AUSZUG -
LAG Nürnberg: Karrenzentschädigung als Masseforderung
LAG Nürnberg, Urteil vom 1.10.2014 – 4 Sa 273/14
Amtlicher Leitsatz
Bei dem Anspruch auf Karenzentschädigung handelt es sich jedenfalls dann um keine Masseforderung gem. § 55 InsO , wenn der Insolvenzverwalter nicht auf der Einhaltung des nachvertraglichen Wettbewerbsverbotes besteht sondern mit der vorzeitigen Freistellung des Arbeitnehmers zum Ausdruck bringt, dass dieser über seine Arbeitskraft frei verfügen kann.
Sachverhalt
Die Parteien streiten in der Berufungsinstanz noch über die Zahlung einer Karenzentschädigung.
Der am 09.03.1968 geborene Kläger war ab dem 01.12.1995 bei dem Besucherring Dr. O... als Geschäftsstellenleiter beschäftigt und bezog zuletzt ein Bruttomonatsentgelt in Höhe von EUR 3.399,73.
Über das Vermögen der Arbeitgeberin wurde mit Beschluss des Amtsgerichts Wiesbaden vom 30.06.2012 das Insolvenzverfahren eröffnet und der Beklagte zum Insolvenzverwalter bestellt.

ZIEL 1 - Entscheiden Sie anhand des Urteilsauszugs, ob die folgenden Aussagen zutreffen, und belegen Sie jedes Ja oder Nein mit den ausschlaggebenden Worten, wörtlich zitiert. (a) Der Kläger war als Geschäftsstellenleiter tätig. (b) Das Insolvenzverfahren wurde vom Amtsgericht Nürnberg eröffnet. (c) Laut Leitsatz ist die Karenzentschädigung eine Masseforderung, wenn der Insolvenzverwalter den Arbeitnehmer vorzeitig freistellt.
ZIEL 2 - Setzen Sie den Urteilsauszug im selben Stil nach seinem letzten Satz fort.

(Auflistungen der Elementpositionen)
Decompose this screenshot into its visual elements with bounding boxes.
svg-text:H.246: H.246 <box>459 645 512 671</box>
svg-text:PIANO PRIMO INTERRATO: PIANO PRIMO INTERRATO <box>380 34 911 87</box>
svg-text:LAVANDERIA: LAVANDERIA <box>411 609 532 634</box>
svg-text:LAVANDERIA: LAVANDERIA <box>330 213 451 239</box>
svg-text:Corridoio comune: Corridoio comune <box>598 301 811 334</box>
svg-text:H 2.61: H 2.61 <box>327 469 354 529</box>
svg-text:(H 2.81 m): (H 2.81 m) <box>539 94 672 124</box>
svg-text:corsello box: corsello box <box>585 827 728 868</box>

SCHRIFTLICHE ANTWORT 1 -
(a) Ja: „als Geschäftsstellenleiter beschäftigt“
(b) Nein: „mit Beschluss des Amtsgerichts Wiesbaden vom 30.06.2012“
(c) Nein: „handelt es sich jedenfalls dann um keine Masseforderung gem. § 55 InsO“

SCHRIFTLICHE ANTWORT 2 -
Dieser kündigte das Arbeitsverhältnis des Klägers zum 31.10.2012.
Der Kläger begehrt mit seiner am 05.10.2012 beim Arbeitsgericht Nürnberg eingereichten Klage vom 02.10.2012 die Abrechnung und Zahlung der Gewinnbeteiligung für die Jahre 2011 und 2012. Im Wege der Klageerweiterung beantragt der Kläger die Abgabe einer eidesstattlichen Versicherung und die Zahlung einer Karenzentschädigung in Höhe von EUR 13.598,88 brutto zuzüglich von Zinsen.
Aufgrund der Säumnis des Beklagten im Verhandlungstermin vom 09.10.2013 erwirkte der Kläger gegen den Beklagten folgendes Versäumnisurteil:
1. Der Beklagte wird verurteilt, an Eides Statt zu versichern, dass er im Rahmen der Abrechnung über die Gewinnbeteiligung 2011 die Einnahmen nach bestem Wissen so vollständig angegeben hat, als er dazu im Stande ist.
2. Der Beklagte wird verurteilt, die sich aus den Abrechnungen auf Basis von mindestens 30.000,-- € brutto ergebenden Nettobeträge an den Kläger auszubezahlen.
3. Der Beklagte wird verurteilt, an den Kläger € 13.598,88 brutto nebst 5 Prozentpunkten über dem jeweiligen Basiszinssatz aus jeweils 2.266,48 € brutto seit 03.12.2012, 02.01.2013, 01.02.2013, 01.03.2013, 01.04.2013 und 02.05.2013 zu bezahlen.
4. Der Beklagte hat die Kosten des Rechtsstreits zu tragen.
5. Der Wert des Streitgegenstandes wird auf 44.598,88 € festgesetzt.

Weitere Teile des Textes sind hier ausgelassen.